- [Information given]:
▬▬▬▬▬▬

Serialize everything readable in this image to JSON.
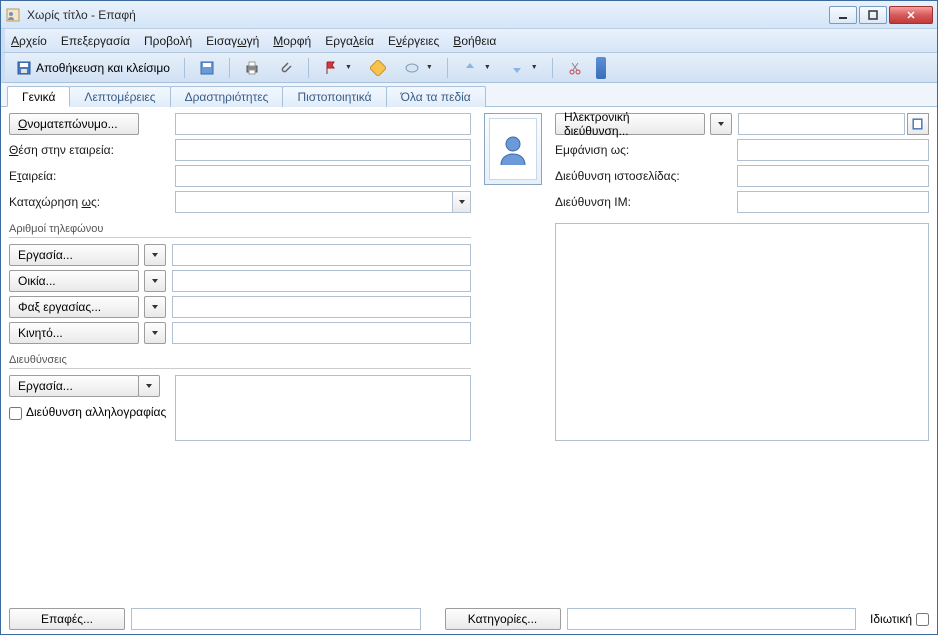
{
  "window": {
    "title": "Χωρίς τίτλο - Επαφή"
  },
  "menu": {
    "file": "Αρχείο",
    "edit": "Επεξεργασία",
    "view": "Προβολή",
    "insert": "Εισαγωγή",
    "format": "Μορφή",
    "tools": "Εργαλεία",
    "actions": "Ενέργειες",
    "help": "Βοήθεια"
  },
  "toolbar": {
    "save_close": "Αποθήκευση και κλείσιμο"
  },
  "tabs": {
    "general": "Γενικά",
    "details": "Λεπτομέρειες",
    "activities": "Δραστηριότητες",
    "certs": "Πιστοποιητικά",
    "allfields": "Όλα τα πεδία"
  },
  "fields": {
    "fullname_btn": "Ονοματεπώνυμο...",
    "fullname_val": "",
    "position_lbl": "Θέση στην εταιρεία:",
    "position_val": "",
    "company_lbl": "Εταιρεία:",
    "company_val": "",
    "fileas_lbl": "Καταχώρηση ως:",
    "fileas_val": "",
    "phones_group": "Αριθμοί τηλεφώνου",
    "phone_work": "Εργασία...",
    "phone_work_val": "",
    "phone_home": "Οικία...",
    "phone_home_val": "",
    "phone_fax": "Φαξ εργασίας...",
    "phone_fax_val": "",
    "phone_mobile": "Κινητό...",
    "phone_mobile_val": "",
    "addr_group": "Διευθύνσεις",
    "addr_type": "Εργασία...",
    "addr_val": "",
    "mailcorr_chk": "Διεύθυνση αλληλογραφίας",
    "email_btn": "Ηλεκτρονική διεύθυνση...",
    "email_val": "",
    "displayas_lbl": "Εμφάνιση ως:",
    "displayas_val": "",
    "web_lbl": "Διεύθυνση ιστοσελίδας:",
    "web_val": "",
    "im_lbl": "Διεύθυνση IM:",
    "im_val": "",
    "notes_val": ""
  },
  "footer": {
    "contacts_btn": "Επαφές...",
    "contacts_val": "",
    "categories_btn": "Κατηγορίες...",
    "categories_val": "",
    "private_lbl": "Ιδιωτική"
  }
}
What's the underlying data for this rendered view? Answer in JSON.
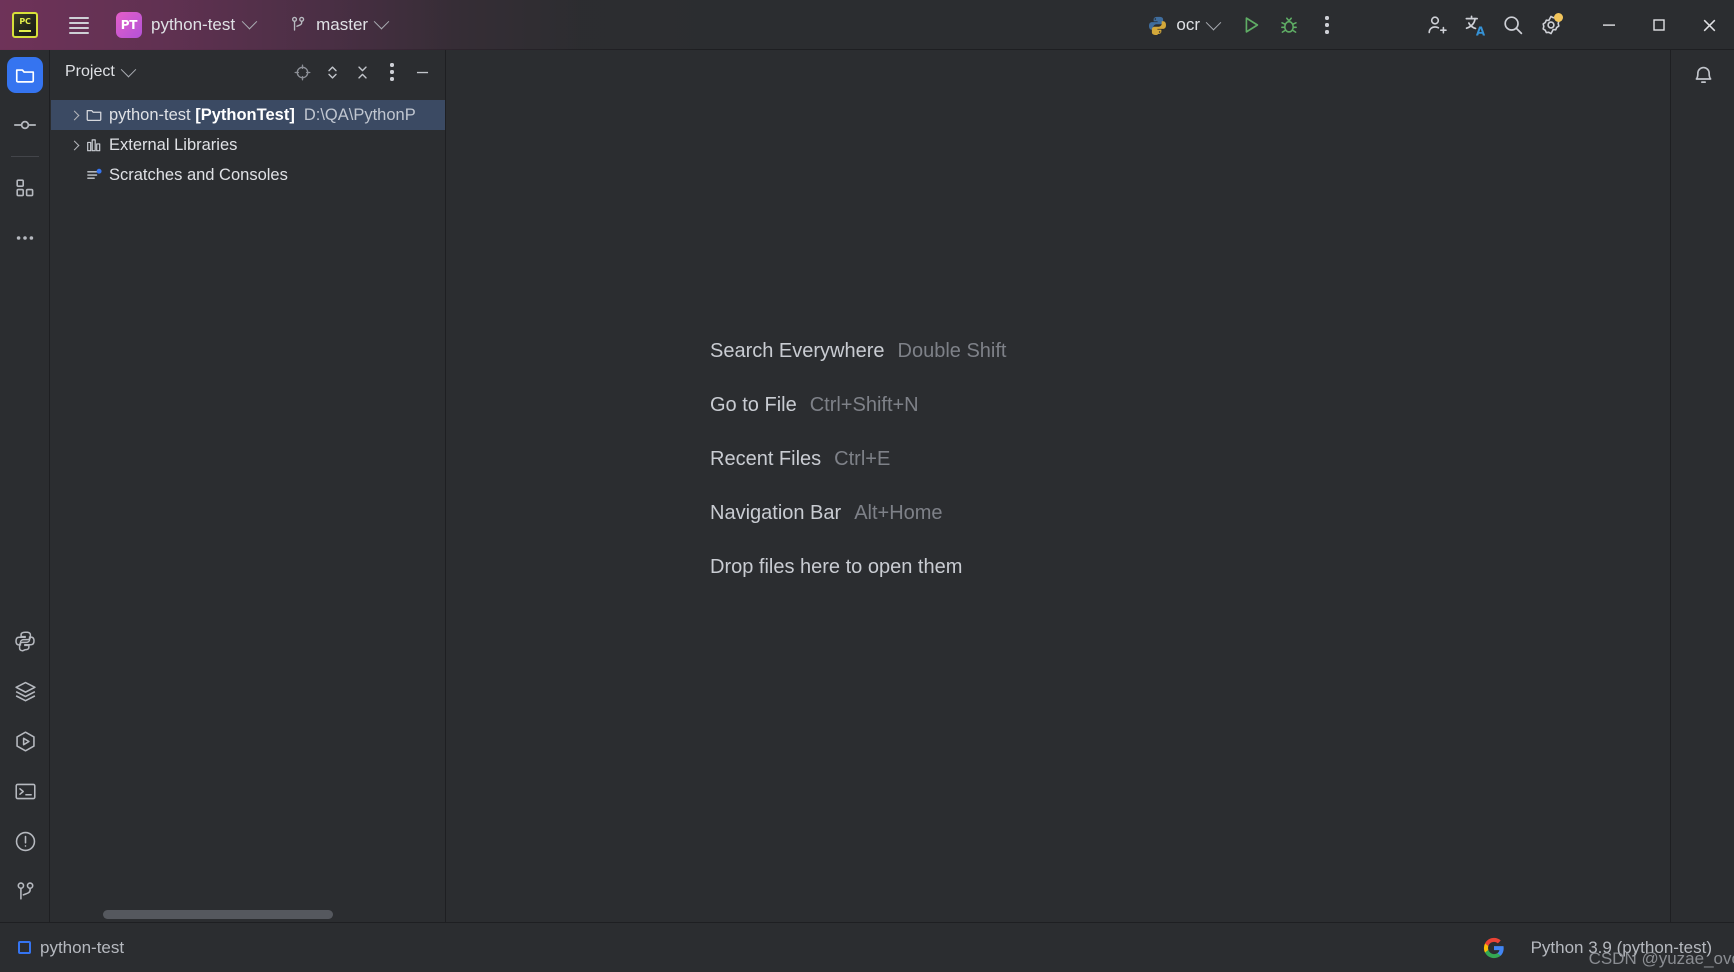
{
  "titlebar": {
    "logo_icon": "pycharm-logo-icon",
    "menu_icon": "hamburger-menu-icon",
    "project_badge": "PT",
    "project_name": "python-test",
    "project_chevron_icon": "chevron-down-icon",
    "vcs_icon": "git-branch-icon",
    "branch_name": "master",
    "branch_chevron_icon": "chevron-down-icon",
    "run_config_icon": "python-logo-icon",
    "run_config_name": "ocr",
    "run_config_chevron_icon": "chevron-down-icon",
    "run_icon": "run-play-icon",
    "debug_icon": "debug-bug-icon",
    "more_icon": "more-vertical-icon",
    "share_icon": "add-user-icon",
    "translate_icon": "translate-icon",
    "search_icon": "search-icon",
    "settings_icon": "gear-icon",
    "settings_badge": true,
    "minimize_icon": "window-minimize-icon",
    "maximize_icon": "window-maximize-icon",
    "close_icon": "window-close-icon",
    "accent": "#7a3460"
  },
  "left_stripe": {
    "top_items": [
      {
        "name": "project-tool-window",
        "icon": "folder-icon",
        "active": true
      },
      {
        "name": "commit-tool-window",
        "icon": "commit-node-icon",
        "active": false
      },
      {
        "name": "structure-tool-window",
        "icon": "structure-blocks-icon",
        "active": false
      },
      {
        "name": "more-tool-windows",
        "icon": "more-horizontal-icon",
        "active": false
      }
    ],
    "bottom_items": [
      {
        "name": "python-console-tool-window",
        "icon": "python-logo-icon"
      },
      {
        "name": "database-tool-window",
        "icon": "layers-icon"
      },
      {
        "name": "run-tool-window",
        "icon": "run-hexagon-icon"
      },
      {
        "name": "terminal-tool-window",
        "icon": "terminal-icon"
      },
      {
        "name": "problems-tool-window",
        "icon": "warning-circle-icon"
      },
      {
        "name": "version-control-tool-window",
        "icon": "git-branch-icon"
      }
    ]
  },
  "project_panel": {
    "title": "Project",
    "title_chevron_icon": "chevron-down-icon",
    "toolbar": [
      {
        "name": "select-opened-file-button",
        "icon": "crosshair-target-icon"
      },
      {
        "name": "expand-collapse-button",
        "icon": "expand-collapse-icon"
      },
      {
        "name": "collapse-all-button",
        "icon": "collapse-all-icon"
      },
      {
        "name": "panel-options-button",
        "icon": "more-vertical-icon"
      },
      {
        "name": "hide-panel-button",
        "icon": "minimize-dash-icon"
      }
    ],
    "tree": [
      {
        "name": "tree-node-project-root",
        "icon": "folder-icon",
        "arrow": true,
        "label": "python-test ",
        "bold": "[PythonTest]",
        "path": "D:\\QA\\PythonP",
        "selected": true
      },
      {
        "name": "tree-node-external-libraries",
        "icon": "library-icon",
        "arrow": true,
        "label": "External Libraries",
        "bold": "",
        "path": "",
        "selected": false
      },
      {
        "name": "tree-node-scratches-and-consoles",
        "icon": "scratches-icon",
        "arrow": false,
        "label": "Scratches and Consoles",
        "bold": "",
        "path": "",
        "selected": false
      }
    ]
  },
  "editor": {
    "tips": [
      {
        "label": "Search Everywhere",
        "key": "Double Shift"
      },
      {
        "label": "Go to File",
        "key": "Ctrl+Shift+N"
      },
      {
        "label": "Recent Files",
        "key": "Ctrl+E"
      },
      {
        "label": "Navigation Bar",
        "key": "Alt+Home"
      }
    ],
    "drop_hint": "Drop files here to open them"
  },
  "right_stripe": {
    "items": [
      {
        "name": "notifications-tool-window",
        "icon": "bell-icon"
      }
    ]
  },
  "statusbar": {
    "project_indicator_icon": "blue-square-icon",
    "project_label": "python-test",
    "google_icon": "google-g-icon",
    "interpreter": "Python 3.9 (python-test)",
    "watermark": "CSDN @yuzae_ovo"
  }
}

▬▬▬▬▬▬

- [What is needed]: Without the pictures, transcribe the listing above exactly.

- [Answer to the exercise]:
Serialize everything readable in this image to JSON.
{
  "window": {
    "title": "Χωρίς τίτλο - Επαφή"
  },
  "menu": {
    "file": "Αρχείο",
    "edit": "Επεξεργασία",
    "view": "Προβολή",
    "insert": "Εισαγωγή",
    "format": "Μορφή",
    "tools": "Εργαλεία",
    "actions": "Ενέργειες",
    "help": "Βοήθεια"
  },
  "toolbar": {
    "save_close": "Αποθήκευση και κλείσιμο"
  },
  "tabs": {
    "general": "Γενικά",
    "details": "Λεπτομέρειες",
    "activities": "Δραστηριότητες",
    "certs": "Πιστοποιητικά",
    "allfields": "Όλα τα πεδία"
  },
  "fields": {
    "fullname_btn": "Ονοματεπώνυμο...",
    "fullname_val": "",
    "position_lbl": "Θέση στην εταιρεία:",
    "position_val": "",
    "company_lbl": "Εταιρεία:",
    "company_val": "",
    "fileas_lbl": "Καταχώρηση ως:",
    "fileas_val": "",
    "phones_group": "Αριθμοί τηλεφώνου",
    "phone_work": "Εργασία...",
    "phone_work_val": "",
    "phone_home": "Οικία...",
    "phone_home_val": "",
    "phone_fax": "Φαξ εργασίας...",
    "phone_fax_val": "",
    "phone_mobile": "Κινητό...",
    "phone_mobile_val": "",
    "addr_group": "Διευθύνσεις",
    "addr_type": "Εργασία...",
    "addr_val": "",
    "mailcorr_chk": "Διεύθυνση αλληλογραφίας",
    "email_btn": "Ηλεκτρονική διεύθυνση...",
    "email_val": "",
    "displayas_lbl": "Εμφάνιση ως:",
    "displayas_val": "",
    "web_lbl": "Διεύθυνση ιστοσελίδας:",
    "web_val": "",
    "im_lbl": "Διεύθυνση IM:",
    "im_val": "",
    "notes_val": ""
  },
  "footer": {
    "contacts_btn": "Επαφές...",
    "contacts_val": "",
    "categories_btn": "Κατηγορίες...",
    "categories_val": "",
    "private_lbl": "Ιδιωτική"
  }
}
What's the underlying data for this rendered view? Answer in JSON.
{
  "titlebar": {
    "logo_icon": "pycharm-logo-icon",
    "menu_icon": "hamburger-menu-icon",
    "project_badge": "PT",
    "project_name": "python-test",
    "project_chevron_icon": "chevron-down-icon",
    "vcs_icon": "git-branch-icon",
    "branch_name": "master",
    "branch_chevron_icon": "chevron-down-icon",
    "run_config_icon": "python-logo-icon",
    "run_config_name": "ocr",
    "run_config_chevron_icon": "chevron-down-icon",
    "run_icon": "run-play-icon",
    "debug_icon": "debug-bug-icon",
    "more_icon": "more-vertical-icon",
    "share_icon": "add-user-icon",
    "translate_icon": "translate-icon",
    "search_icon": "search-icon",
    "settings_icon": "gear-icon",
    "settings_badge": true,
    "minimize_icon": "window-minimize-icon",
    "maximize_icon": "window-maximize-icon",
    "close_icon": "window-close-icon",
    "accent": "#7a3460"
  },
  "left_stripe": {
    "top_items": [
      {
        "name": "project-tool-window",
        "icon": "folder-icon",
        "active": true
      },
      {
        "name": "commit-tool-window",
        "icon": "commit-node-icon",
        "active": false
      },
      {
        "name": "structure-tool-window",
        "icon": "structure-blocks-icon",
        "active": false
      },
      {
        "name": "more-tool-windows",
        "icon": "more-horizontal-icon",
        "active": false
      }
    ],
    "bottom_items": [
      {
        "name": "python-console-tool-window",
        "icon": "python-logo-icon"
      },
      {
        "name": "database-tool-window",
        "icon": "layers-icon"
      },
      {
        "name": "run-tool-window",
        "icon": "run-hexagon-icon"
      },
      {
        "name": "terminal-tool-window",
        "icon": "terminal-icon"
      },
      {
        "name": "problems-tool-window",
        "icon": "warning-circle-icon"
      },
      {
        "name": "version-control-tool-window",
        "icon": "git-branch-icon"
      }
    ]
  },
  "project_panel": {
    "title": "Project",
    "title_chevron_icon": "chevron-down-icon",
    "toolbar": [
      {
        "name": "select-opened-file-button",
        "icon": "crosshair-target-icon"
      },
      {
        "name": "expand-collapse-button",
        "icon": "expand-collapse-icon"
      },
      {
        "name": "collapse-all-button",
        "icon": "collapse-all-icon"
      },
      {
        "name": "panel-options-button",
        "icon": "more-vertical-icon"
      },
      {
        "name": "hide-panel-button",
        "icon": "minimize-dash-icon"
      }
    ],
    "tree": [
      {
        "name": "tree-node-project-root",
        "icon": "folder-icon",
        "arrow": true,
        "label": "python-test ",
        "bold": "[PythonTest]",
        "path": "D:\\QA\\PythonP",
        "selected": true
      },
      {
        "name": "tree-node-external-libraries",
        "icon": "library-icon",
        "arrow": true,
        "label": "External Libraries",
        "bold": "",
        "path": "",
        "selected": false
      },
      {
        "name": "tree-node-scratches-and-consoles",
        "icon": "scratches-icon",
        "arrow": false,
        "label": "Scratches and Consoles",
        "bold": "",
        "path": "",
        "selected": false
      }
    ]
  },
  "editor": {
    "tips": [
      {
        "label": "Search Everywhere",
        "key": "Double Shift"
      },
      {
        "label": "Go to File",
        "key": "Ctrl+Shift+N"
      },
      {
        "label": "Recent Files",
        "key": "Ctrl+E"
      },
      {
        "label": "Navigation Bar",
        "key": "Alt+Home"
      }
    ],
    "drop_hint": "Drop files here to open them"
  },
  "right_stripe": {
    "items": [
      {
        "name": "notifications-tool-window",
        "icon": "bell-icon"
      }
    ]
  },
  "statusbar": {
    "project_indicator_icon": "blue-square-icon",
    "project_label": "python-test",
    "google_icon": "google-g-icon",
    "interpreter": "Python 3.9 (python-test)",
    "watermark": "CSDN @yuzae_ovo"
  }
}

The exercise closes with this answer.